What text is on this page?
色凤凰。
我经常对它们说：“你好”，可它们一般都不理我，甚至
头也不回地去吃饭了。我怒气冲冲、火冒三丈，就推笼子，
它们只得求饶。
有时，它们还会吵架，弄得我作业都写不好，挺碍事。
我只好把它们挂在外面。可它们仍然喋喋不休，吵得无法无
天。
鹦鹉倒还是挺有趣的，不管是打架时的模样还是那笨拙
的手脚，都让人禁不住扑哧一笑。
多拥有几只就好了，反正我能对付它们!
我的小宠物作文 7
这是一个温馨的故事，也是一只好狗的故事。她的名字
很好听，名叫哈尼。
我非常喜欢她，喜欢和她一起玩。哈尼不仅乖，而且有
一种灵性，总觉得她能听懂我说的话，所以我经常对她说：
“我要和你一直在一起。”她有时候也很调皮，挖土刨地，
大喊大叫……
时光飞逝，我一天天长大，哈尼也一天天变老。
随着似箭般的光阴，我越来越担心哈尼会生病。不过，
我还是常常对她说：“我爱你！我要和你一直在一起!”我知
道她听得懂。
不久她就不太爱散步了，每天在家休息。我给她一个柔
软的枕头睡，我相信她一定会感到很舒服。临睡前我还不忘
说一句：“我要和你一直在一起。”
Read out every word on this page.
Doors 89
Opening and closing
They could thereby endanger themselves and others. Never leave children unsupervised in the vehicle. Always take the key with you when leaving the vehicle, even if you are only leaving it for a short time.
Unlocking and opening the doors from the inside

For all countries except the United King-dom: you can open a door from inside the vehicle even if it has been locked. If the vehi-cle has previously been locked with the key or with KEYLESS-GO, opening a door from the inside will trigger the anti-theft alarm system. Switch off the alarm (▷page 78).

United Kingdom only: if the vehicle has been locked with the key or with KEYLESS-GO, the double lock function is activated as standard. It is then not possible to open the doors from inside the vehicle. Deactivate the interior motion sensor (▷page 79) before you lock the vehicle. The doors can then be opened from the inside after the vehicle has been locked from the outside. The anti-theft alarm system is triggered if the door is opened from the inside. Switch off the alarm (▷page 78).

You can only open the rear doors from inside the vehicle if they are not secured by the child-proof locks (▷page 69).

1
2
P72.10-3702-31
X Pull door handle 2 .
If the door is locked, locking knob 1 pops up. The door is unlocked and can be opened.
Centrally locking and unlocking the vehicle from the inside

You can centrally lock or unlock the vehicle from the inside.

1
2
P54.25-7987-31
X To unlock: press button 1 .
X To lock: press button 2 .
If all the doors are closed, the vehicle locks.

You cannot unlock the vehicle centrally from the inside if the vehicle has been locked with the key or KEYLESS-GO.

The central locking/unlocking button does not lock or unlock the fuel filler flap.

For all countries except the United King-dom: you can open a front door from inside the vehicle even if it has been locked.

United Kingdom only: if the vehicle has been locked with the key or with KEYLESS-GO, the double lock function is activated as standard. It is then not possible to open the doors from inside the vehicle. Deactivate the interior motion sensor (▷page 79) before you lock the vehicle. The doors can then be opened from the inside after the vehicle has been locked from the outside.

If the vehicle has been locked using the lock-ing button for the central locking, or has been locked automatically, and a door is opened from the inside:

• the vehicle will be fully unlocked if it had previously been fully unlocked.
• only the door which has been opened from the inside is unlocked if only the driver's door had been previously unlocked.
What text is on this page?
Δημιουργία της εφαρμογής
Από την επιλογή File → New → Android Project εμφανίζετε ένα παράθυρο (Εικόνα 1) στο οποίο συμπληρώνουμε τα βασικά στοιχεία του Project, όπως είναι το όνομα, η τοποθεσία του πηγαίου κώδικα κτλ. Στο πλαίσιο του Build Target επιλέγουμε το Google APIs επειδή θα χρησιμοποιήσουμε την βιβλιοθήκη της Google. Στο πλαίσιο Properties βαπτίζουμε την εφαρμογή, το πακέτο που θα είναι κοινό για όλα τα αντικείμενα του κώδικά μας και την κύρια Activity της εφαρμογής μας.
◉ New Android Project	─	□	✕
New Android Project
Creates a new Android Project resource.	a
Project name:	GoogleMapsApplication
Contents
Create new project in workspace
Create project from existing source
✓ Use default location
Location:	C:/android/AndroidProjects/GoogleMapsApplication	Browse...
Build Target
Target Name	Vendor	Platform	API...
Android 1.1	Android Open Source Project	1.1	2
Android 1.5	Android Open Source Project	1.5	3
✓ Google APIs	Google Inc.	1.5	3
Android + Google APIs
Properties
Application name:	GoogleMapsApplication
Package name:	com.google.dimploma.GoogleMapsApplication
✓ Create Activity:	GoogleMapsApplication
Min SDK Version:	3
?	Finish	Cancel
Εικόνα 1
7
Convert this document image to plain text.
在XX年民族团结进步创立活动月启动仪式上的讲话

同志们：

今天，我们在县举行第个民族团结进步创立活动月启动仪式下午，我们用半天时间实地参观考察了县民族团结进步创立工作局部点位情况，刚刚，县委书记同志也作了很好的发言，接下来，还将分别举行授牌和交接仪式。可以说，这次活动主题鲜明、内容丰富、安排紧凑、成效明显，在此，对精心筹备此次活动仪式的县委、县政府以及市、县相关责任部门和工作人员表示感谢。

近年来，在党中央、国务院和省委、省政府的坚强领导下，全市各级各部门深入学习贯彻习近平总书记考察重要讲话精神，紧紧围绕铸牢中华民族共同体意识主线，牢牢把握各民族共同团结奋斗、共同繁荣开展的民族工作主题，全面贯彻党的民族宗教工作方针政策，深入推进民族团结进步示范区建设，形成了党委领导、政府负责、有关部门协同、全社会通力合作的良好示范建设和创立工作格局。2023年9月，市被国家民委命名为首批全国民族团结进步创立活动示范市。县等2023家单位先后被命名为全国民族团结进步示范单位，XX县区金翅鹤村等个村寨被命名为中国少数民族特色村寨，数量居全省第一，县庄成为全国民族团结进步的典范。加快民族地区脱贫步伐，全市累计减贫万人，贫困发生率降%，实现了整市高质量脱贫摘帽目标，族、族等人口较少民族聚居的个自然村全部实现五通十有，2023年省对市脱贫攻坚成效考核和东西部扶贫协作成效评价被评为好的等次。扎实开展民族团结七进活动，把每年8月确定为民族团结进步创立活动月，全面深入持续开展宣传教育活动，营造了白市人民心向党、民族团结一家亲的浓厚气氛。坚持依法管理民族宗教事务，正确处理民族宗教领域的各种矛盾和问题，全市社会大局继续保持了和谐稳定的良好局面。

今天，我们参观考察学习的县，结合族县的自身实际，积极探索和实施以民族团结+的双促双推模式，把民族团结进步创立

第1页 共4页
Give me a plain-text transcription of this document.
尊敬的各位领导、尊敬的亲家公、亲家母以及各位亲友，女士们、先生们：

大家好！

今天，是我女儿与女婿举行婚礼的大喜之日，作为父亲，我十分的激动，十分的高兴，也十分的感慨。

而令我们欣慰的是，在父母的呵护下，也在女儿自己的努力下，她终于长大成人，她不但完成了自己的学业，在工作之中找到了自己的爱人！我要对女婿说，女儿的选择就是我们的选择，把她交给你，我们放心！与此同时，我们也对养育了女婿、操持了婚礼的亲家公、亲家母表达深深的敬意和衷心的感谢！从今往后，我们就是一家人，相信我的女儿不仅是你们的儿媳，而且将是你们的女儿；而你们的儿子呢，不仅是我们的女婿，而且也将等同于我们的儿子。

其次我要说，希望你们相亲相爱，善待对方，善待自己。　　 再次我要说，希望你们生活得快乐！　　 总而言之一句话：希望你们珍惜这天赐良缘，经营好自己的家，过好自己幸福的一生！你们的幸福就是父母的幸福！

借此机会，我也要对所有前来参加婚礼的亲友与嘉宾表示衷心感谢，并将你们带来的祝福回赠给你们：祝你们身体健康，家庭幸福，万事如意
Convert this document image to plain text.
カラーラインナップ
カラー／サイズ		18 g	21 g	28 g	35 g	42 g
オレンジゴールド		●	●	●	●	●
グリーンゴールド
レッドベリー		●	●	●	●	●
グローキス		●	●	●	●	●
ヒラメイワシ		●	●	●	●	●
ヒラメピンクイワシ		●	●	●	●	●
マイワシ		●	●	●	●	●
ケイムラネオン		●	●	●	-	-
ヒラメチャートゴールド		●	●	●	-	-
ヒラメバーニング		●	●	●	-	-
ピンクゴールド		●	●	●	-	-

= = = =

DIRECTION:
Look through the material above. Copy each line where the word "button" appears.

EXPECTED ANSWER:
X To unlock: press button 1 .
X To lock: press button 2 .
The central locking/unlocking button does not lock or unlock the fuel filler flap.
If the vehicle has been locked using the lock-ing button for the central locking, or has been locked automatically, and a door is opened from the inside:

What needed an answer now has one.